> _TASK DETAILS_:
Copy each line with the word "Christ" in it.

> _MATERIAL PROVIDED_:
-- BEGIN --
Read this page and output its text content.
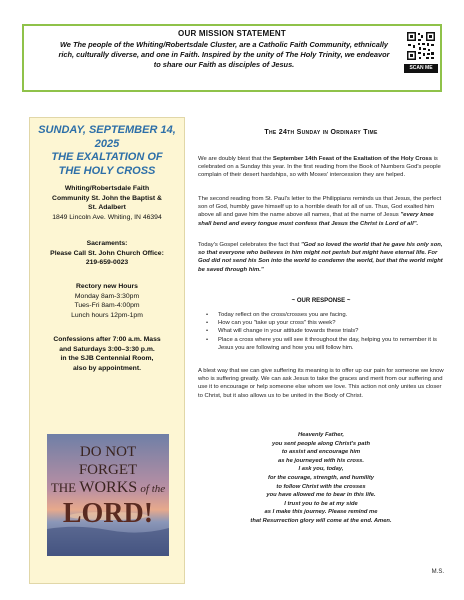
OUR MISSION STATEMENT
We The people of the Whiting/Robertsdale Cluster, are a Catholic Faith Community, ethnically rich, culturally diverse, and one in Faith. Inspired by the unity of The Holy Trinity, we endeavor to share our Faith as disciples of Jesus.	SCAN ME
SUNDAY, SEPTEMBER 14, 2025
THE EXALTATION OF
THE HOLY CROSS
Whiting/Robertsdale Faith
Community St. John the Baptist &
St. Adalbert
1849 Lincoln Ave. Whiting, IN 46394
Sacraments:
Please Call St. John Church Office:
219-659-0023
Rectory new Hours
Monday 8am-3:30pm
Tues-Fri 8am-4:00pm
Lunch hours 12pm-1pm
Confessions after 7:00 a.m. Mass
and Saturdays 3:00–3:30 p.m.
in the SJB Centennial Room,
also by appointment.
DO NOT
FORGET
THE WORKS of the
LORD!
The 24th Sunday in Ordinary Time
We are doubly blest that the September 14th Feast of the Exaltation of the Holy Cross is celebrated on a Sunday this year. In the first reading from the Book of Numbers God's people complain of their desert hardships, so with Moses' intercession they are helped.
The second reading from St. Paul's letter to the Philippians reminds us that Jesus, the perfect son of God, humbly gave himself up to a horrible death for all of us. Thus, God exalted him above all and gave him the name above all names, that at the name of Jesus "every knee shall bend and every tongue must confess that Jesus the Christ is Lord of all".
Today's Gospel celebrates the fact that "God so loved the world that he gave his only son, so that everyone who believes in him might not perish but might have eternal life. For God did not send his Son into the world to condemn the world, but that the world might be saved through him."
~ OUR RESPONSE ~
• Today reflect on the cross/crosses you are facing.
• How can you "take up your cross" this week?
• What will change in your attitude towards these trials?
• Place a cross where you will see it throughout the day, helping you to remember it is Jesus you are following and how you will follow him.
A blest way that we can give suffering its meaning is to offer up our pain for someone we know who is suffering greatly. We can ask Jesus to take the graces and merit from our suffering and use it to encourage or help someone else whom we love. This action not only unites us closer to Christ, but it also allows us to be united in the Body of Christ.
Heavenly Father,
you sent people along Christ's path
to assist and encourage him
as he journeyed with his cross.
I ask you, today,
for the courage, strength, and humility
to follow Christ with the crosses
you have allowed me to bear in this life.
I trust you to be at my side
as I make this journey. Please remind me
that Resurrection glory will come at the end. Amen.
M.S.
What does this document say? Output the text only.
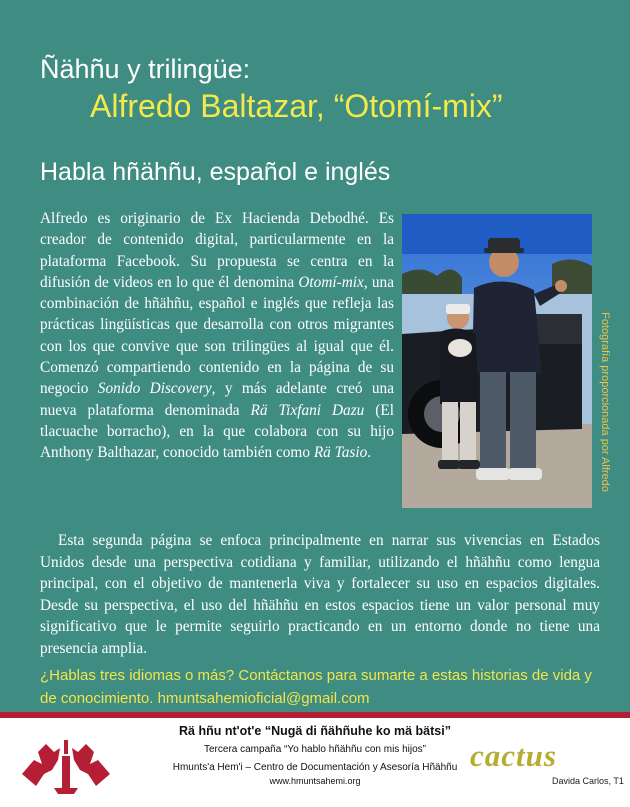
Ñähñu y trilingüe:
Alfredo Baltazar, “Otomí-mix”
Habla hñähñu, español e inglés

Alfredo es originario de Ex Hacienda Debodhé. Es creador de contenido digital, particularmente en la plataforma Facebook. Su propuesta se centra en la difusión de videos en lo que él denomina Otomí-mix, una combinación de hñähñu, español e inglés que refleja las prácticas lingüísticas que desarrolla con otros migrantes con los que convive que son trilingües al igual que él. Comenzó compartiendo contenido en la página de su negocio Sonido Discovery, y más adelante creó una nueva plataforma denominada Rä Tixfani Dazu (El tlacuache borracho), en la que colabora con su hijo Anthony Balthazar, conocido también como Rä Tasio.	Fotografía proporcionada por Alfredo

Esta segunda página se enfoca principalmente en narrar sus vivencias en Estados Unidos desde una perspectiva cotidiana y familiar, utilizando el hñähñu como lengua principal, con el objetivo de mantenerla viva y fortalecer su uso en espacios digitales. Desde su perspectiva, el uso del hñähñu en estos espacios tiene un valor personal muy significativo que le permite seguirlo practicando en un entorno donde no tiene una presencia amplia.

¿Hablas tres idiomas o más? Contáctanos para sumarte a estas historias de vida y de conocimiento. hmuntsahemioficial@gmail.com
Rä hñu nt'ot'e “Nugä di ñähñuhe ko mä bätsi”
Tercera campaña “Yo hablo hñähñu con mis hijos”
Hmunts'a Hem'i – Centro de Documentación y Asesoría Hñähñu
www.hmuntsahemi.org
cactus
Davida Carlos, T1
-- END --
> _ANSWER IN FULL_:
The second reading from St. Paul's letter to the Philippians reminds us that Jesus, the perfect son of God, humbly gave himself up to a horrible death for all of us. Thus, God exalted him above all and gave him the name above all names, that at the name of Jesus "every knee shall bend and every tongue must confess that Jesus the Christ is Lord of all".
A blest way that we can give suffering its meaning is to offer up our pain for someone we know who is suffering greatly. We can ask Jesus to take the graces and merit from our suffering and use it to encourage or help someone else whom we love. This action not only unites us closer to Christ, but it also allows us to be united in the Body of Christ.
you sent people along Christ's path
to follow Christ with the crosses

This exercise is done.